→ **THE TASK**
In the copy, include every entry exactly but none of the images.

***** RECORDS PROVIDED

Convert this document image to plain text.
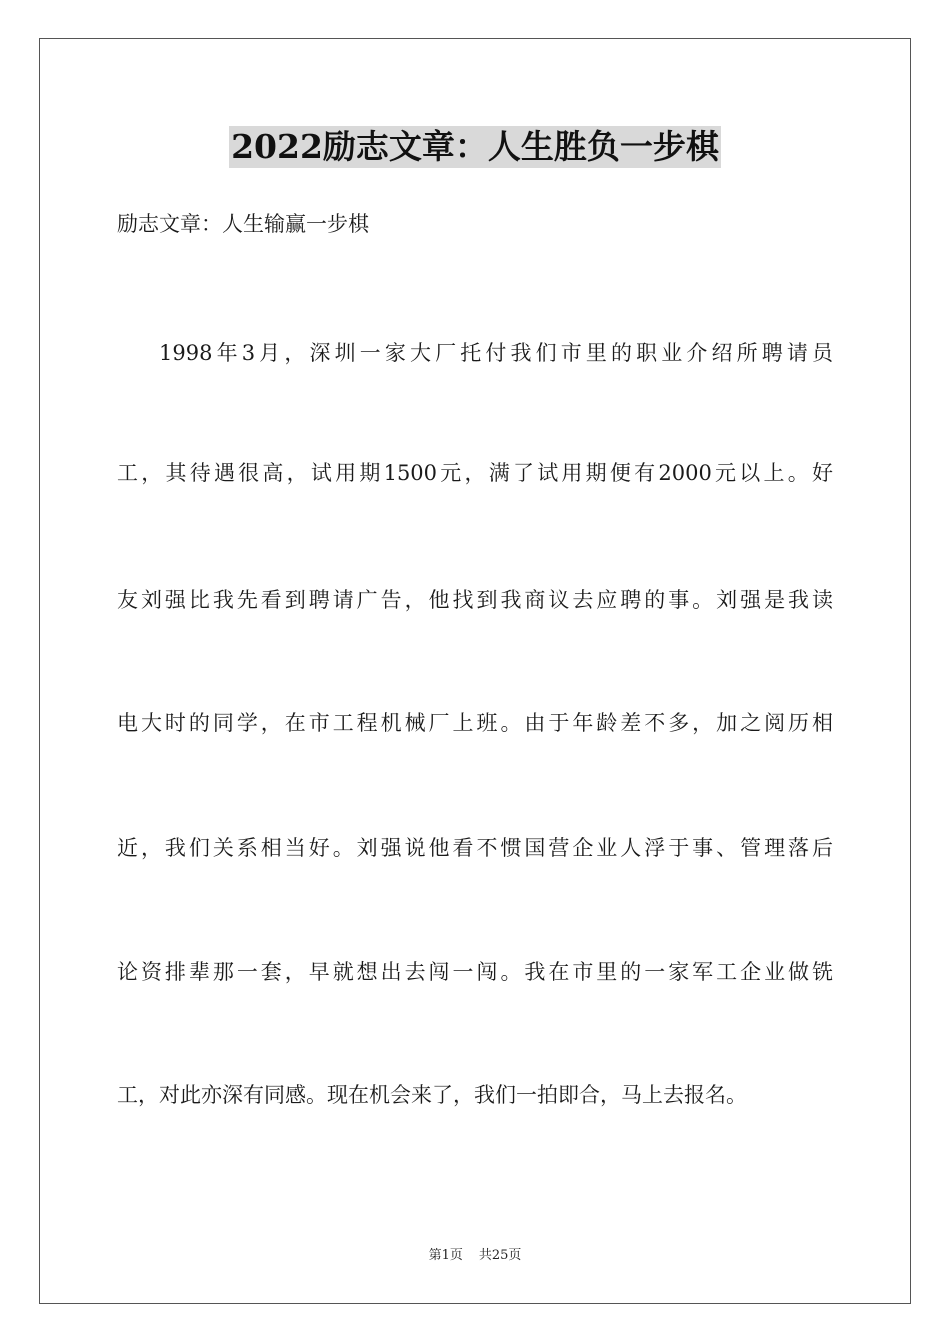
2022励志文章：人生胜负一步棋
励志文章：人生输赢一步棋
1998年3月，深圳一家大厂托付我们市里的职业介绍所聘请员
工，其待遇很高，试用期1500元，满了试用期便有2000元以上。好
友刘强比我先看到聘请广告，他找到我商议去应聘的事。刘强是我读
电大时的同学，在市工程机械厂上班。由于年龄差不多，加之阅历相
近，我们关系相当好。刘强说他看不惯国营企业人浮于事、管理落后
论资排辈那一套，早就想出去闯一闯。我在市里的一家军工企业做铣
工，对此亦深有同感。现在机会来了，我们一拍即合，马上去报名。
第1页 共25页
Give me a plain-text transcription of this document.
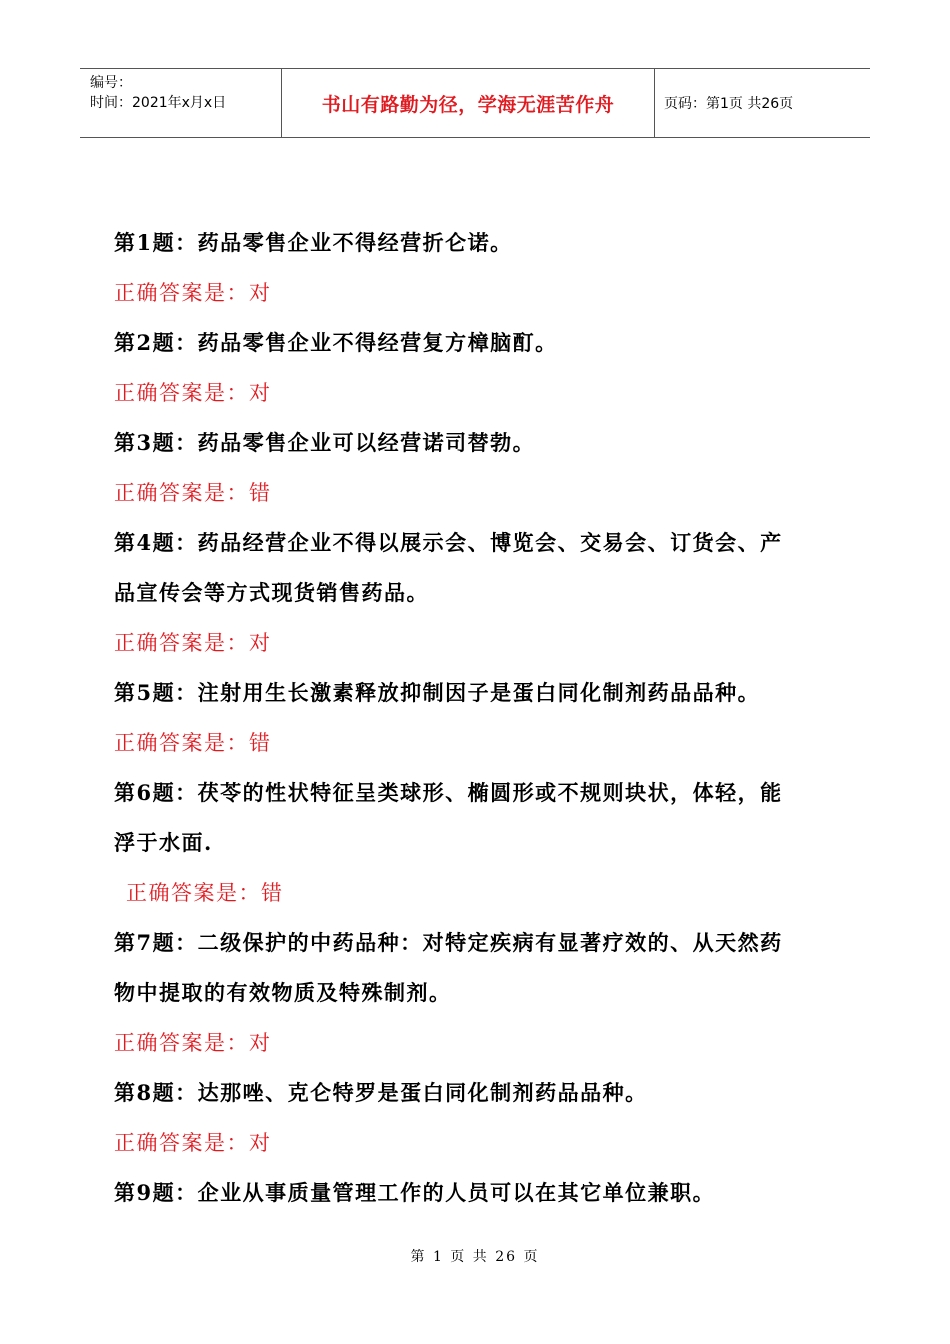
编号：
时间：2021年x月x日	书山有路勤为径，学海无涯苦作舟	页码：第1页 共26页
第1题：药品零售企业不得经营折仑诺。
正确答案是：对
第2题：药品零售企业不得经营复方樟脑酊。
正确答案是：对
第3题：药品零售企业可以经营诺司替勃。
正确答案是：错
第4题：药品经营企业不得以展示会、博览会、交易会、订货会、产
品宣传会等方式现货销售药品。
正确答案是：对
第5题：注射用生长激素释放抑制因子是蛋白同化制剂药品品种。
正确答案是：错
第6题：茯苓的性状特征呈类球形、椭圆形或不规则块状，体轻，能
浮于水面.
正确答案是：错
第7题：二级保护的中药品种：对特定疾病有显著疗效的、从天然药
物中提取的有效物质及特殊制剂。
正确答案是：对
第8题：达那唑、克仑特罗是蛋白同化制剂药品品种。
正确答案是：对
第9题：企业从事质量管理工作的人员可以在其它单位兼职。
第 1 页 共 26 页
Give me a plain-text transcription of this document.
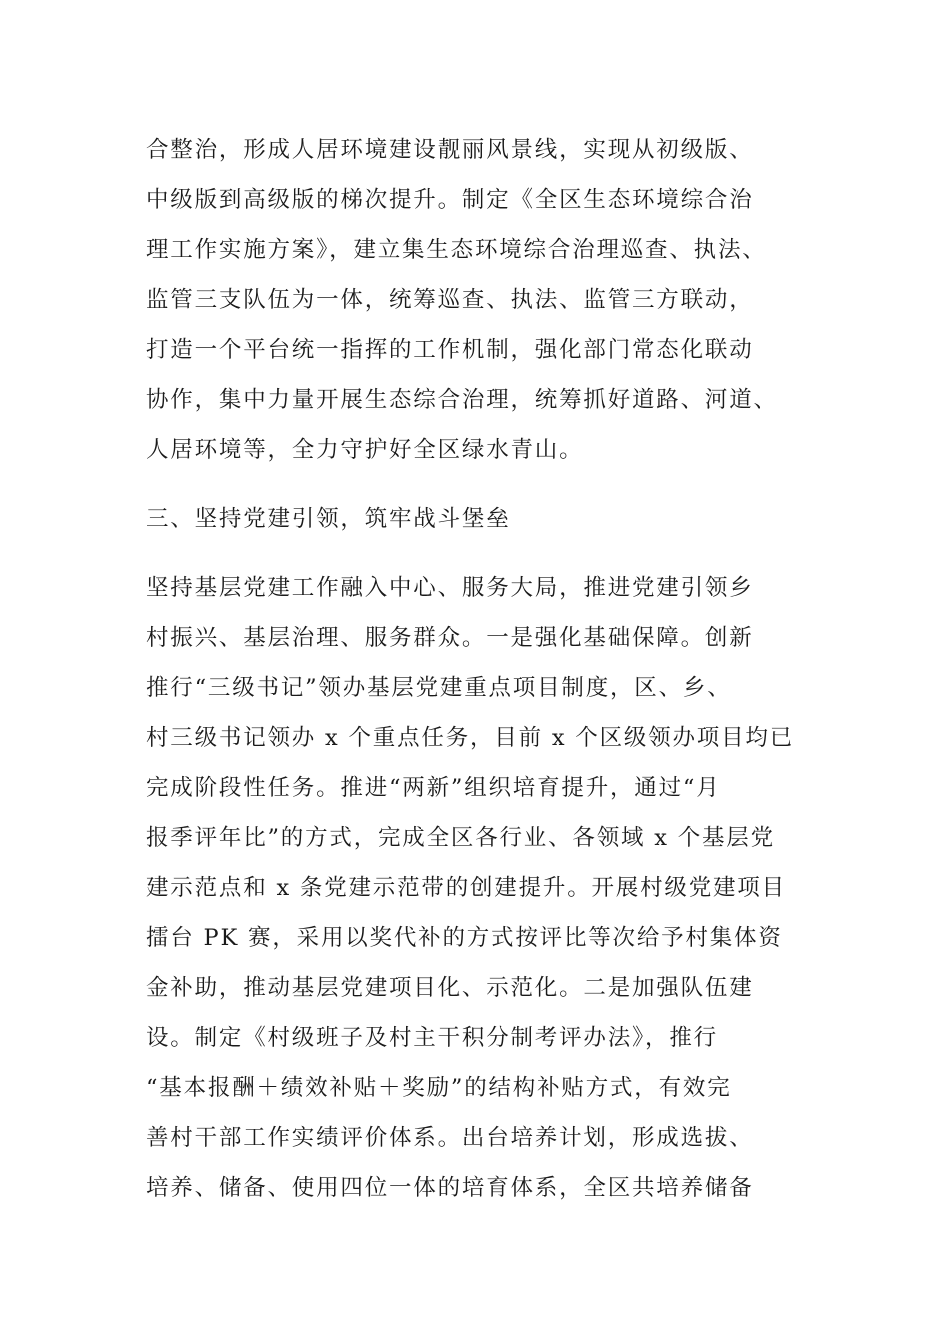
合整治，形成人居环境建设靓丽风景线，实现从初级版、
中级版到高级版的梯次提升。制定《全区生态环境综合治
理工作实施方案》，建立集生态环境综合治理巡查、执法、
监管三支队伍为一体，统筹巡查、执法、监管三方联动，
打造一个平台统一指挥的工作机制，强化部门常态化联动
协作，集中力量开展生态综合治理，统筹抓好道路、河道、
人居环境等，全力守护好全区绿水青山。
三、坚持党建引领，筑牢战斗堡垒
坚持基层党建工作融入中心、服务大局，推进党建引领乡
村振兴、基层治理、服务群众。一是强化基础保障。创新
推行“三级书记”领办基层党建重点项目制度，区、乡、
村三级书记领办 x 个重点任务，目前 x 个区级领办项目均已
完成阶段性任务。推进“两新”组织培育提升，通过“月
报季评年比”的方式，完成全区各行业、各领域 x 个基层党
建示范点和 x 条党建示范带的创建提升。开展村级党建项目
擂台 PK 赛，采用以奖代补的方式按评比等次给予村集体资
金补助，推动基层党建项目化、示范化。二是加强队伍建
设。制定《村级班子及村主干积分制考评办法》，推行
“基本报酬＋绩效补贴＋奖励”的结构补贴方式，有效完
善村干部工作实绩评价体系。出台培养计划，形成选拔、
培养、储备、使用四位一体的培育体系，全区共培养储备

**********

→ **TASK RESULT**
Convert this document image to plain text.
2022励志文章：人生胜负一步棋
励志文章：人生输赢一步棋
1998年3月，深圳一家大厂托付我们市里的职业介绍所聘请员
工，其待遇很高，试用期1500元，满了试用期便有2000元以上。好
友刘强比我先看到聘请广告，他找到我商议去应聘的事。刘强是我读
电大时的同学，在市工程机械厂上班。由于年龄差不多，加之阅历相
近，我们关系相当好。刘强说他看不惯国营企业人浮于事、管理落后
论资排辈那一套，早就想出去闯一闯。我在市里的一家军工企业做铣
工，对此亦深有同感。现在机会来了，我们一拍即合，马上去报名。
第1页 共25页
Give me a plain-text transcription of this document.
编号：
时间：2021年x月x日	书山有路勤为径，学海无涯苦作舟	页码：第1页 共26页
第1题：药品零售企业不得经营折仑诺。
正确答案是：对
第2题：药品零售企业不得经营复方樟脑酊。
正确答案是：对
第3题：药品零售企业可以经营诺司替勃。
正确答案是：错
第4题：药品经营企业不得以展示会、博览会、交易会、订货会、产
品宣传会等方式现货销售药品。
正确答案是：对
第5题：注射用生长激素释放抑制因子是蛋白同化制剂药品品种。
正确答案是：错
第6题：茯苓的性状特征呈类球形、椭圆形或不规则块状，体轻，能
浮于水面.
正确答案是：错
第7题：二级保护的中药品种：对特定疾病有显著疗效的、从天然药
物中提取的有效物质及特殊制剂。
正确答案是：对
第8题：达那唑、克仑特罗是蛋白同化制剂药品品种。
正确答案是：对
第9题：企业从事质量管理工作的人员可以在其它单位兼职。
第 1 页 共 26 页
Give me a plain-text transcription of this document.
合整治，形成人居环境建设靓丽风景线，实现从初级版、
中级版到高级版的梯次提升。制定《全区生态环境综合治
理工作实施方案》，建立集生态环境综合治理巡查、执法、
监管三支队伍为一体，统筹巡查、执法、监管三方联动，
打造一个平台统一指挥的工作机制，强化部门常态化联动
协作，集中力量开展生态综合治理，统筹抓好道路、河道、
人居环境等，全力守护好全区绿水青山。
三、坚持党建引领，筑牢战斗堡垒
坚持基层党建工作融入中心、服务大局，推进党建引领乡
村振兴、基层治理、服务群众。一是强化基础保障。创新
推行“三级书记”领办基层党建重点项目制度，区、乡、
村三级书记领办 x 个重点任务，目前 x 个区级领办项目均已
完成阶段性任务。推进“两新”组织培育提升，通过“月
报季评年比”的方式，完成全区各行业、各领域 x 个基层党
建示范点和 x 条党建示范带的创建提升。开展村级党建项目
擂台 PK 赛，采用以奖代补的方式按评比等次给予村集体资
金补助，推动基层党建项目化、示范化。二是加强队伍建
设。制定《村级班子及村主干积分制考评办法》，推行
“基本报酬＋绩效补贴＋奖励”的结构补贴方式，有效完
善村干部工作实绩评价体系。出台培养计划，形成选拔、
培养、储备、使用四位一体的培育体系，全区共培养储备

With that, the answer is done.